[Dataset items]

((

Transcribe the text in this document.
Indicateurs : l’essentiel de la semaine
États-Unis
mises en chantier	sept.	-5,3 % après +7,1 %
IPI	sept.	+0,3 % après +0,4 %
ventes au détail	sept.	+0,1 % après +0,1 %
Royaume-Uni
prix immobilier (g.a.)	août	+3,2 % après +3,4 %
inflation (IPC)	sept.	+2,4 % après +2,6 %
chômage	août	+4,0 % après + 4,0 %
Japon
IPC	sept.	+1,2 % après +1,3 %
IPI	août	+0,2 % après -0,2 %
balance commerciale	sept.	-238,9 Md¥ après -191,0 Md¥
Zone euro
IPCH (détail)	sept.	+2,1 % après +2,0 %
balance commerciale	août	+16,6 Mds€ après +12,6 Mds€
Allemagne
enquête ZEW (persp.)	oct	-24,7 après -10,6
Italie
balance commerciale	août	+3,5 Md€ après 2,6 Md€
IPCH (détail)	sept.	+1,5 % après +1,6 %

))

◆ **PROBLEM REQUIREMENTS**: Extract the full listing above without altering anything.

◆ **WRITTEN RESPONSE**:
Transcribe the text in this document.
Indicateurs : l’essentiel de la semaine
États-Unis
mises en chantier	sept.	-5,3 % après +7,1 %
IPI	sept.	+0,3 % après +0,4 %
ventes au détail	sept.	+0,1 % après +0,1 %
Royaume-Uni
prix immobilier (g.a.)	août	+3,2 % après +3,4 %
inflation (IPC)	sept.	+2,4 % après +2,6 %
chômage	août	+4,0 % après + 4,0 %
Japon
IPC	sept.	+1,2 % après +1,3 %
IPI	août	+0,2 % après -0,2 %
balance commerciale	sept.	-238,9 Md¥ après -191,0 Md¥
Zone euro
IPCH (détail)	sept.	+2,1 % après +2,0 %
balance commerciale	août	+16,6 Mds€ après +12,6 Mds€
Allemagne
enquête ZEW (persp.)	oct	-24,7 après -10,6
Italie
balance commerciale	août	+3,5 Md€ après 2,6 Md€
IPCH (détail)	sept.	+1,5 % après +1,6 %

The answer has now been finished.